[Directions]
Every line that holds "roku" should be shown.

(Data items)
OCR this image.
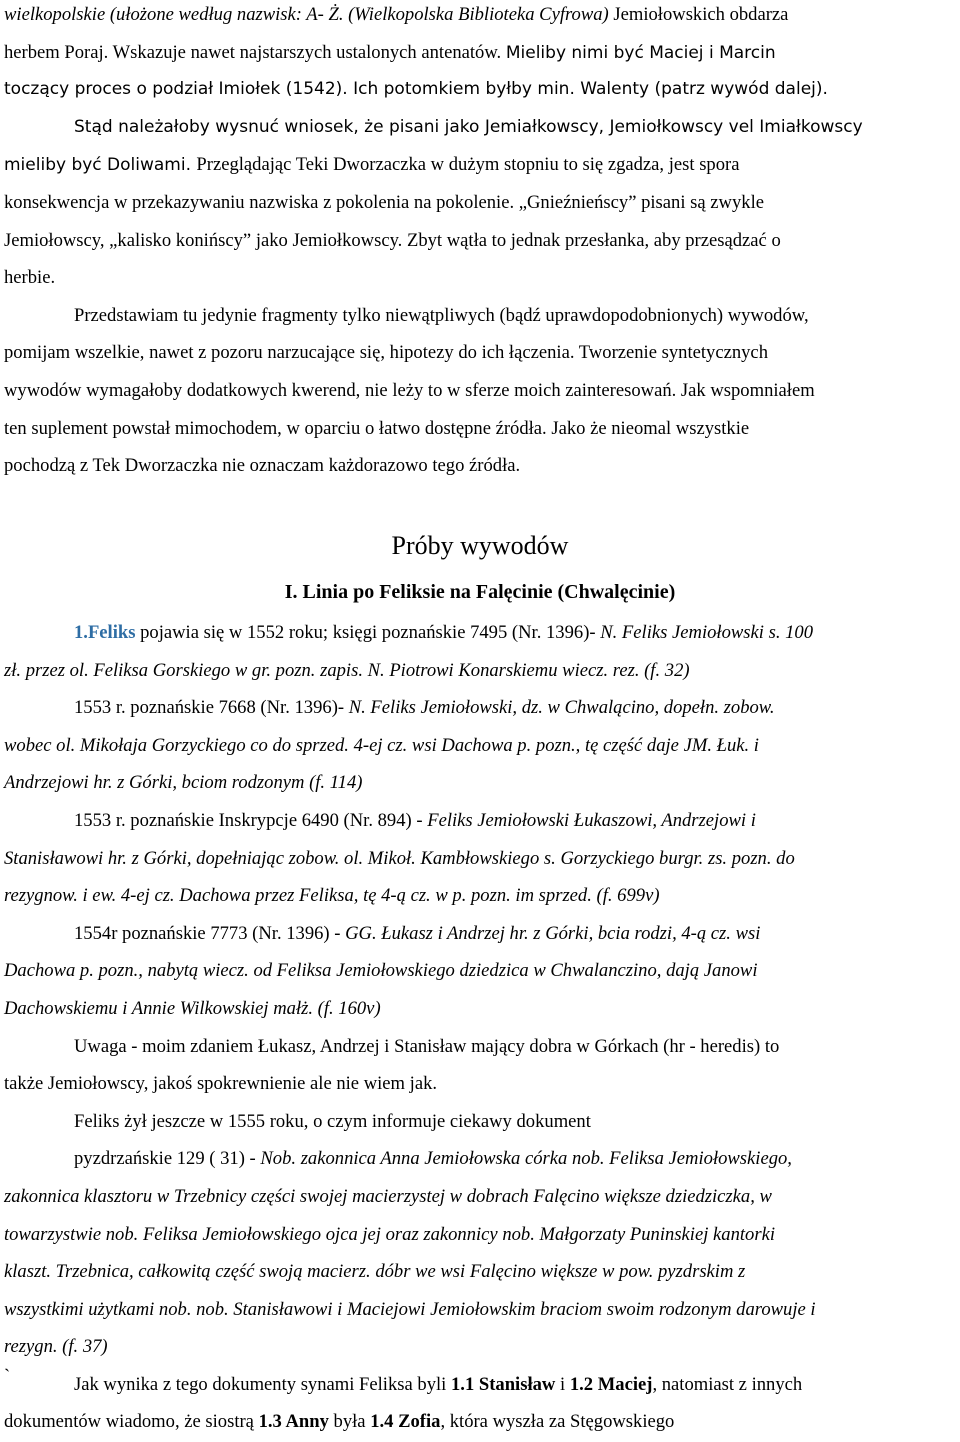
wielkopolskie (ułożone według nazwisk: A- Ż. (Wielkopolska Biblioteka Cyfrowa) Jemiołowskich obdarza
herbem Poraj. Wskazuje nawet najstarszych ustalonych antenatów. Mieliby nimi być Maciej i Marcin
toczący proces o podział Imiołek (1542). Ich potomkiem byłby min. Walenty (patrz wywód dalej).
Stąd należałoby wysnuć wniosek, że pisani jako Jemiałkowscy, Jemiołkowscy vel Imiałkowscy
mieliby być Doliwami. Przeglądając Teki Dworzaczka w dużym stopniu to się zgadza, jest spora
konsekwencja w przekazywaniu nazwiska z pokolenia na pokolenie. „Gnieźnieńscy” pisani są zwykle
Jemiołowscy, „kalisko konińscy” jako Jemiołkowscy. Zbyt wątła to jednak przesłanka, aby przesądzać o
herbie.
Przedstawiam tu jedynie fragmenty tylko niewątpliwych (bądź uprawdopodobnionych) wywodów,
pomijam wszelkie, nawet z pozoru narzucające się, hipotezy do ich łączenia. Tworzenie syntetycznych
wywodów wymagałoby dodatkowych kwerend, nie leży to w sferze moich zainteresowań. Jak wspomniałem
ten suplement powstał mimochodem, w oparciu o łatwo dostępne źródła. Jako że nieomal wszystkie
pochodzą z Tek Dworzaczka nie oznaczam każdorazowo tego źródła.
Próby wywodów
I. Linia po Feliksie na Falęcinie (Chwalęcinie)
1.Feliks pojawia się w 1552 roku; księgi poznańskie 7495 (Nr. 1396)- N. Feliks Jemiołowski s. 100
zł. przez ol. Feliksa Gorskiego w gr. pozn. zapis. N. Piotrowi Konarskiemu wiecz. rez. (f. 32)
1553 r. poznańskie 7668 (Nr. 1396)- N. Feliks Jemiołowski, dz. w Chwalącino, dopełn. zobow.
wobec ol. Mikołaja Gorzyckiego co do sprzed. 4-ej cz. wsi Dachowa p. pozn., tę część daje JM. Łuk. i
Andrzejowi hr. z Górki, bciom rodzonym (f. 114)
1553 r. poznańskie Inskrypcje 6490 (Nr. 894) - Feliks Jemiołowski Łukaszowi, Andrzejowi i
Stanisławowi hr. z Górki, dopełniając zobow. ol. Mikoł. Kambłowskiego s. Gorzyckiego burgr. zs. pozn. do
rezygnow. i ew. 4-ej cz. Dachowa przez Feliksa, tę 4-ą cz. w p. pozn. im sprzed. (f. 699v)
1554r poznańskie 7773 (Nr. 1396) - GG. Łukasz i Andrzej hr. z Górki, bcia rodzi, 4-ą cz. wsi
Dachowa p. pozn., nabytą wiecz. od Feliksa Jemiołowskiego dziedzica w Chwalanczino, dają Janowi
Dachowskiemu i Annie Wilkowskiej małż. (f. 160v)
Uwaga - moim zdaniem Łukasz, Andrzej i Stanisław mający dobra w Górkach (hr - heredis) to
także Jemiołowscy, jakoś spokrewnienie ale nie wiem jak.
Feliks żył jeszcze w 1555 roku, o czym informuje ciekawy dokument
pyzdrzańskie 129 ( 31) - Nob. zakonnica Anna Jemiołowska córka nob. Feliksa Jemiołowskiego,
zakonnica klasztoru w Trzebnicy części swojej macierzystej w dobrach Falęcino większe dziedziczka, w
towarzystwie nob. Feliksa Jemiołowskiego ojca jej oraz zakonnicy nob. Małgorzaty Puninskiej kantorki
klaszt. Trzebnica, całkowitą część swoją macierz. dóbr we wsi Falęcino większe w pow. pyzdrskim z
wszystkimi użytkami nob. nob. Stanisławowi i Maciejowi Jemiołowskim braciom swoim rodzonym darowuje i
rezygn. (f. 37)
`	Jak wynika z tego dokumenty synami Feliksa byli 1.1 Stanisław i 1.2 Maciej, natomiast z innych
dokumentów wiadomo, że siostrą 1.3 Anny była 1.4 Zofia, która wyszła za Stęgowskiego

[Written answer]
1.Feliks pojawia się w 1552 roku; księgi poznańskie 7495 (Nr. 1396)- N. Feliks Jemiołowski s. 100
Feliks żył jeszcze w 1555 roku, o czym informuje ciekawy dokument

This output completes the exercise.